**GIVEN EXERCISE**
Copy out each line below exactly as it appears.

Items listed in a dataset:
>> BEGIN

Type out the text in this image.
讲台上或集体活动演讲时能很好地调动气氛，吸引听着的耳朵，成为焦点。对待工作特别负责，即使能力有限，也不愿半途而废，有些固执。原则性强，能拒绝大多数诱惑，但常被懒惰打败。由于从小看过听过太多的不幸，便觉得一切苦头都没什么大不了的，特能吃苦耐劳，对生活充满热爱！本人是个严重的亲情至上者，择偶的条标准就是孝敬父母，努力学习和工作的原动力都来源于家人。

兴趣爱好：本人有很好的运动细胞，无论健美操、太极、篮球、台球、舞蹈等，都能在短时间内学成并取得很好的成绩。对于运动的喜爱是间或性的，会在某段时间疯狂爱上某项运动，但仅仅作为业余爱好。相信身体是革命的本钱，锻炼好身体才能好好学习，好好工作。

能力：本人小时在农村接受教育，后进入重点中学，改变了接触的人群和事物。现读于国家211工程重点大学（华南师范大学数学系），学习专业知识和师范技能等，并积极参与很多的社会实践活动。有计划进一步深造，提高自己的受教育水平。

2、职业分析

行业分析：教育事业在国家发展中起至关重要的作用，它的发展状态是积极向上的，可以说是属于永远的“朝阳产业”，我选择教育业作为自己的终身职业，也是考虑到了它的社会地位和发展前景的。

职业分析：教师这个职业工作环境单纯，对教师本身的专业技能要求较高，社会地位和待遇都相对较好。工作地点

>> END

**REPLY TO THE EXERCISE**
Type out the text in this image.
讲台上或集体活动演讲时能很好地调动气氛，吸引听着的耳朵，成为焦点。对待工作特别负责，即使能力有限，也不愿半途而废，有些固执。原则性强，能拒绝大多数诱惑，但常被懒惰打败。由于从小看过听过太多的不幸，便觉得一切苦头都没什么大不了的，特能吃苦耐劳，对生活充满热爱！本人是个严重的亲情至上者，择偶的条标准就是孝敬父母，努力学习和工作的原动力都来源于家人。

兴趣爱好：本人有很好的运动细胞，无论健美操、太极、篮球、台球、舞蹈等，都能在短时间内学成并取得很好的成绩。对于运动的喜爱是间或性的，会在某段时间疯狂爱上某项运动，但仅仅作为业余爱好。相信身体是革命的本钱，锻炼好身体才能好好学习，好好工作。

能力：本人小时在农村接受教育，后进入重点中学，改变了接触的人群和事物。现读于国家211工程重点大学（华南师范大学数学系），学习专业知识和师范技能等，并积极参与很多的社会实践活动。有计划进一步深造，提高自己的受教育水平。

2、职业分析

行业分析：教育事业在国家发展中起至关重要的作用，它的发展状态是积极向上的，可以说是属于永远的“朝阳产业”，我选择教育业作为自己的终身职业，也是考虑到了它的社会地位和发展前景的。

职业分析：教师这个职业工作环境单纯，对教师本身的专业技能要求较高，社会地位和待遇都相对较好。工作地点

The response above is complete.